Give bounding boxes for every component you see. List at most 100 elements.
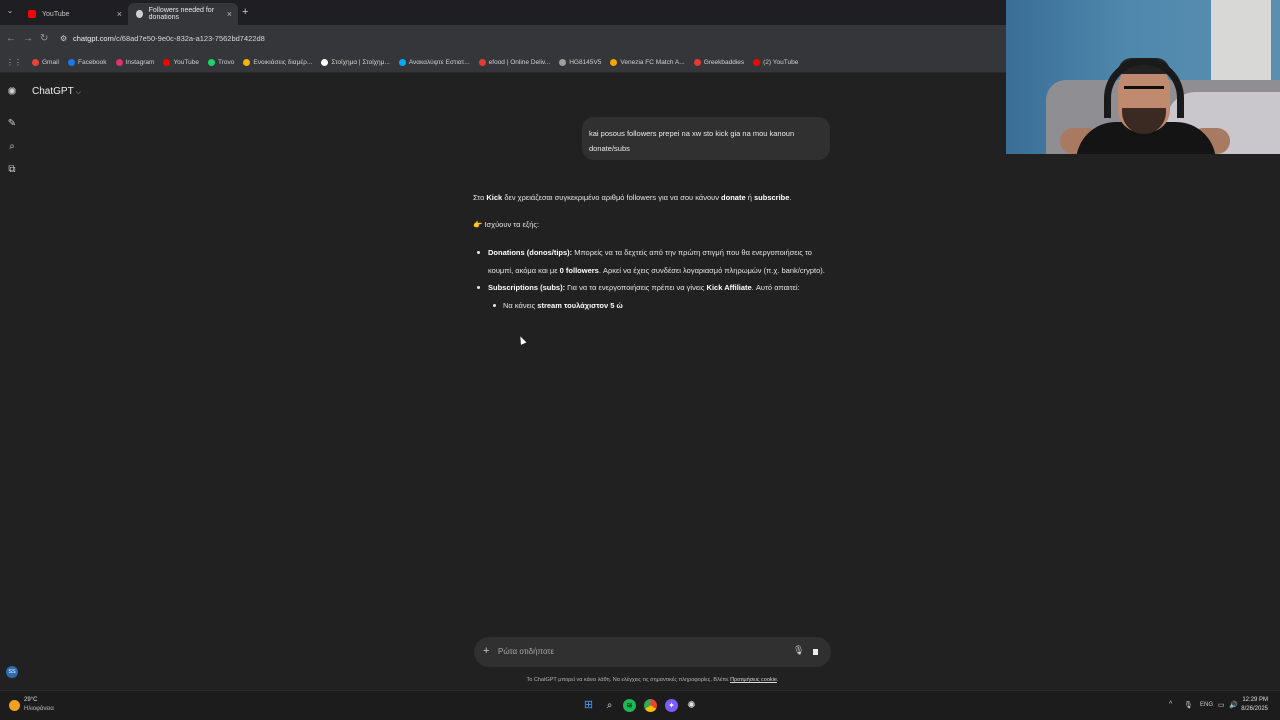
chrome-icon[interactable] <box>644 699 657 712</box>
reload-icon[interactable]: ↻ <box>40 33 48 44</box>
url-field[interactable]: chatgpt.com/c/68ad7e50-9e0c-832a-a123-75… <box>73 34 265 43</box>
bookmark-item[interactable]: HG8145V5 <box>559 59 601 66</box>
bookmark-favicon-icon <box>207 59 215 66</box>
tab-title: YouTube <box>42 10 70 18</box>
list-item-donations: Donations (donos/tips): Μπορείς να τα δε… <box>477 244 833 279</box>
bookmark-label: Ανακαλύψτε Εστιατ... <box>408 59 470 66</box>
prompt-input[interactable]: Ρώτα οτιδήποτε <box>498 647 554 656</box>
text-bold: Subscriptions (subs): <box>488 283 566 292</box>
tab-youtube[interactable]: YouTube × <box>20 3 128 25</box>
back-arrow-icon[interactable]: ← <box>6 33 16 44</box>
bookmark-item[interactable]: Trovo <box>207 59 235 66</box>
bookmark-item[interactable]: (2) YouTube <box>753 59 798 66</box>
disclaimer: Το ChatGPT μπορεί να κάνει λάθη. Να ελέγ… <box>474 677 831 683</box>
bookmark-label: (2) YouTube <box>763 59 799 66</box>
bookmark-label: HG8145V5 <box>569 59 602 66</box>
site-info-icon[interactable]: ⚙ <box>60 34 67 43</box>
messenger-icon[interactable]: ✦ <box>665 699 678 712</box>
text: Στο <box>473 193 487 202</box>
text: . <box>776 677 779 683</box>
apps-grid-icon[interactable]: ⋮⋮ <box>6 58 22 67</box>
text: ή <box>745 193 754 202</box>
bookmark-label: efood | Online Deliv... <box>488 59 551 66</box>
text-bold: stream τουλάχιστον 5 ώ <box>537 301 623 310</box>
bookmark-label: Venezia FC Match A... <box>620 59 685 66</box>
windows-start-icon[interactable]: ⊞ <box>582 699 595 712</box>
bookmark-item[interactable]: Greekbaddies <box>693 59 744 66</box>
volume-icon[interactable]: 🔊 <box>1229 701 1238 709</box>
search-icon[interactable]: ⌕ <box>6 141 18 153</box>
new-chat-icon[interactable]: ✎ <box>6 118 18 130</box>
bookmark-favicon-icon <box>163 59 171 66</box>
forward-arrow-icon[interactable]: → <box>23 33 33 44</box>
cookie-preferences-link[interactable]: Προτιμήσεις cookie <box>730 677 777 683</box>
bookmark-label: YouTube <box>173 59 199 66</box>
bookmark-favicon-icon <box>610 59 618 66</box>
new-tab-button[interactable]: + <box>242 6 248 18</box>
answer-paragraph-2: 👉 Ισχύουν τα εξής: <box>473 220 540 229</box>
bookmark-item[interactable]: Facebook <box>67 59 107 66</box>
weather-temperature[interactable]: 29°C <box>24 697 37 703</box>
microphone-icon[interactable]: 🎙 <box>793 645 804 656</box>
chatgpt-app-icon[interactable]: ✺ <box>685 699 698 712</box>
sun-icon[interactable] <box>9 700 20 711</box>
time: 12:29 PM <box>1242 697 1268 703</box>
search-icon[interactable]: ⌕ <box>603 699 616 712</box>
plus-icon[interactable]: + <box>483 645 489 657</box>
bookmark-favicon-icon <box>115 59 123 66</box>
close-tab-icon[interactable]: × <box>117 9 122 19</box>
language-indicator[interactable]: ENG <box>1200 702 1213 708</box>
text: . Αυτό απαιτεί: <box>751 283 800 292</box>
text: δεν χρειάζεσαι συγκεκριμένο αριθμό follo… <box>502 193 722 202</box>
bookmark-item[interactable]: Στοίχημα | Στοίχημ... <box>321 59 390 66</box>
text-bold: Kick <box>486 193 503 202</box>
bookmark-label: Instagram <box>125 59 155 66</box>
close-tab-icon[interactable]: × <box>227 9 232 19</box>
clock[interactable]: 12:29 PM 8/26/2025 <box>1241 696 1268 714</box>
bookmark-label: Gmail <box>42 59 59 66</box>
tab-title: Followers needed for donations <box>148 7 215 21</box>
composer[interactable]: + Ρώτα οτιδήποτε 🎙 <box>474 637 831 667</box>
bookmark-favicon-icon <box>753 59 761 66</box>
stop-button[interactable] <box>811 647 821 657</box>
text: Να κάνεις <box>503 301 538 310</box>
bookmark-item[interactable]: Gmail <box>32 59 59 66</box>
avatar[interactable]: SS <box>6 666 18 678</box>
microphone-tray-icon[interactable]: 🎙 <box>1184 701 1193 709</box>
date: 8/26/2025 <box>1241 706 1268 712</box>
bookmark-favicon-icon <box>321 59 329 66</box>
bookmark-item[interactable]: Ανακαλύψτε Εστιατ... <box>398 59 470 66</box>
model-selector[interactable]: ChatGPT ⌵ <box>32 86 81 97</box>
mouse-cursor-icon <box>517 335 527 345</box>
text: . Αρκεί να έχεις συνδέσει λογαριασμό πλη… <box>598 265 825 275</box>
bookmark-item[interactable]: efood | Online Deliv... <box>478 59 551 66</box>
list-item-subscriptions: Subscriptions (subs): Για να τα ενεργοπο… <box>477 279 833 297</box>
bookmark-item[interactable]: YouTube <box>163 59 199 66</box>
library-icon[interactable]: ⧉ <box>6 164 18 176</box>
bookmark-favicon-icon <box>478 59 486 66</box>
chatgpt-favicon-icon <box>136 10 143 18</box>
webcam-overlay <box>1006 0 1280 154</box>
bookmark-item[interactable]: Instagram <box>115 59 155 66</box>
bookmark-label: Στοίχημα | Στοίχημ... <box>331 59 390 66</box>
text-bold: Donations (donos/tips): <box>488 248 573 257</box>
network-icon[interactable]: ▭ <box>1218 701 1225 709</box>
text-bold: subscribe <box>753 193 790 202</box>
openai-logo-icon[interactable]: ✺ <box>6 86 18 98</box>
tab-search-icon[interactable]: ⌄ <box>4 6 16 18</box>
chevron-up-icon[interactable]: ^ <box>1169 701 1172 708</box>
bookmark-favicon-icon <box>32 59 39 66</box>
bookmark-label: Trovo <box>217 59 235 66</box>
text: Για να τα ενεργοποιήσεις πρέπει να γίνει… <box>565 283 707 292</box>
text-bold: donate <box>721 193 746 202</box>
tab-followers-needed[interactable]: Followers needed for donations × <box>128 3 238 25</box>
bookmark-item[interactable]: Venezia FC Match A... <box>610 59 685 66</box>
spotify-icon[interactable]: ≋ <box>623 699 636 712</box>
bookmark-favicon-icon <box>67 59 75 66</box>
bookmark-item[interactable]: Ενοικιάσεις διαμέρ... <box>243 59 312 66</box>
text-bold: 0 followers <box>559 265 599 275</box>
bookmark-favicon-icon <box>693 59 701 66</box>
bookmark-label: Ενοικιάσεις διαμέρ... <box>253 59 313 66</box>
weather-description[interactable]: Ηλιοφάνεια <box>24 706 54 712</box>
chevron-down-icon: ⌵ <box>75 89 81 96</box>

• • • •

TASK PROMPT: Copy every line of the records above without any change, and omit the pictures from your copy.

REPLY TO THE TASK:
Give bounding boxes for every component you see. List at most 100 elements.
chrome-icon[interactable] <box>644 699 657 712</box>
reload-icon[interactable]: ↻ <box>40 33 48 44</box>
url-field[interactable]: chatgpt.com/c/68ad7e50-9e0c-832a-a123-75… <box>73 34 265 43</box>
bookmark-item[interactable]: HG8145V5 <box>559 59 601 66</box>
bookmark-favicon-icon <box>207 59 215 66</box>
tab-title: YouTube <box>42 10 70 18</box>
list-item-donations: Donations (donos/tips): Μπορείς να τα δε… <box>477 244 833 279</box>
bookmark-label: Ανακαλύψτε Εστιατ... <box>408 59 470 66</box>
prompt-input[interactable]: Ρώτα οτιδήποτε <box>498 647 554 656</box>
text-bold: Subscriptions (subs): <box>488 283 566 292</box>
tab-youtube[interactable]: YouTube × <box>20 3 128 25</box>
back-arrow-icon[interactable]: ← <box>6 33 16 44</box>
bookmark-item[interactable]: Trovo <box>207 59 235 66</box>
bookmark-item[interactable]: (2) YouTube <box>753 59 798 66</box>
disclaimer: Το ChatGPT μπορεί να κάνει λάθη. Να ελέγ… <box>474 677 831 683</box>
bookmark-label: (2) YouTube <box>763 59 799 66</box>
bookmark-label: HG8145V5 <box>569 59 602 66</box>
site-info-icon[interactable]: ⚙ <box>60 34 67 43</box>
messenger-icon[interactable]: ✦ <box>665 699 678 712</box>
text: Στο <box>473 193 487 202</box>
text: . <box>776 677 779 683</box>
apps-grid-icon[interactable]: ⋮⋮ <box>6 58 22 67</box>
text: ή <box>745 193 754 202</box>
bookmark-label: efood | Online Deliv... <box>488 59 551 66</box>
text-bold: stream τουλάχιστον 5 ώ <box>537 301 623 310</box>
bookmark-label: Venezia FC Match A... <box>620 59 685 66</box>
windows-start-icon[interactable]: ⊞ <box>582 699 595 712</box>
bookmark-item[interactable]: Greekbaddies <box>693 59 744 66</box>
volume-icon[interactable]: 🔊 <box>1229 701 1238 709</box>
search-icon[interactable]: ⌕ <box>6 141 18 153</box>
new-chat-icon[interactable]: ✎ <box>6 118 18 130</box>
bookmark-favicon-icon <box>163 59 171 66</box>
forward-arrow-icon[interactable]: → <box>23 33 33 44</box>
cookie-preferences-link[interactable]: Προτιμήσεις cookie <box>730 677 777 683</box>
bookmark-label: YouTube <box>173 59 199 66</box>
bookmark-favicon-icon <box>610 59 618 66</box>
new-tab-button[interactable]: + <box>242 6 248 18</box>
answer-paragraph-2: 👉 Ισχύουν τα εξής: <box>473 220 540 229</box>
bookmark-item[interactable]: Facebook <box>67 59 107 66</box>
weather-temperature[interactable]: 29°C <box>24 697 37 703</box>
microphone-icon[interactable]: 🎙 <box>793 645 804 656</box>
chatgpt-app-icon[interactable]: ✺ <box>685 699 698 712</box>
sun-icon[interactable] <box>9 700 20 711</box>
time: 12:29 PM <box>1242 697 1268 703</box>
search-icon[interactable]: ⌕ <box>603 699 616 712</box>
plus-icon[interactable]: + <box>483 645 489 657</box>
bookmark-favicon-icon <box>115 59 123 66</box>
close-tab-icon[interactable]: × <box>117 9 122 19</box>
language-indicator[interactable]: ENG <box>1200 702 1213 708</box>
text: . Αυτό απαιτεί: <box>751 283 800 292</box>
text: δεν χρειάζεσαι συγκεκριμένο αριθμό follo… <box>502 193 722 202</box>
bookmark-item[interactable]: Στοίχημα | Στοίχημ... <box>321 59 390 66</box>
text-bold: Kick <box>486 193 503 202</box>
bookmark-label: Instagram <box>125 59 155 66</box>
close-tab-icon[interactable]: × <box>227 9 232 19</box>
clock[interactable]: 12:29 PM 8/26/2025 <box>1241 696 1268 714</box>
bookmark-label: Gmail <box>42 59 59 66</box>
tab-title: Followers needed for donations <box>148 7 215 21</box>
composer[interactable]: + Ρώτα οτιδήποτε 🎙 <box>474 637 831 667</box>
bookmark-favicon-icon <box>753 59 761 66</box>
stop-button[interactable] <box>811 647 821 657</box>
text: Να κάνεις <box>503 301 538 310</box>
bookmark-item[interactable]: Gmail <box>32 59 59 66</box>
avatar[interactable]: SS <box>6 666 18 678</box>
microphone-tray-icon[interactable]: 🎙 <box>1184 701 1193 709</box>
date: 8/26/2025 <box>1241 706 1268 712</box>
bookmark-favicon-icon <box>321 59 329 66</box>
bookmark-item[interactable]: Ανακαλύψτε Εστιατ... <box>398 59 470 66</box>
model-selector[interactable]: ChatGPT ⌵ <box>32 86 81 97</box>
mouse-cursor-icon <box>517 335 527 345</box>
text: . Αρκεί να έχεις συνδέσει λογαριασμό πλη… <box>598 265 825 275</box>
bookmark-item[interactable]: efood | Online Deliv... <box>478 59 551 66</box>
list-item-subscriptions: Subscriptions (subs): Για να τα ενεργοπο… <box>477 279 833 297</box>
bookmark-item[interactable]: YouTube <box>163 59 199 66</box>
library-icon[interactable]: ⧉ <box>6 164 18 176</box>
bookmark-favicon-icon <box>478 59 486 66</box>
chatgpt-favicon-icon <box>136 10 143 18</box>
webcam-overlay <box>1006 0 1280 154</box>
bookmark-item[interactable]: Instagram <box>115 59 155 66</box>
bookmark-label: Στοίχημα | Στοίχημ... <box>331 59 390 66</box>
text-bold: Donations (donos/tips): <box>488 248 573 257</box>
network-icon[interactable]: ▭ <box>1218 701 1225 709</box>
text-bold: subscribe <box>753 193 790 202</box>
openai-logo-icon[interactable]: ✺ <box>6 86 18 98</box>
tab-search-icon[interactable]: ⌄ <box>4 6 16 18</box>
chevron-up-icon[interactable]: ^ <box>1169 701 1172 708</box>
bookmark-favicon-icon <box>32 59 39 66</box>
bookmark-label: Trovo <box>217 59 235 66</box>
text: Για να τα ενεργοποιήσεις πρέπει να γίνει… <box>565 283 707 292</box>
text-bold: donate <box>721 193 746 202</box>
tab-followers-needed[interactable]: Followers needed for donations × <box>128 3 238 25</box>
bookmark-item[interactable]: Venezia FC Match A... <box>610 59 685 66</box>
spotify-icon[interactable]: ≋ <box>623 699 636 712</box>
bookmark-favicon-icon <box>67 59 75 66</box>
bookmark-item[interactable]: Ενοικιάσεις διαμέρ... <box>243 59 312 66</box>
text-bold: 0 followers <box>559 265 599 275</box>
bookmark-favicon-icon <box>693 59 701 66</box>
bookmark-label: Ενοικιάσεις διαμέρ... <box>253 59 313 66</box>
weather-description[interactable]: Ηλιοφάνεια <box>24 706 54 712</box>
chevron-down-icon: ⌵ <box>75 89 81 96</box>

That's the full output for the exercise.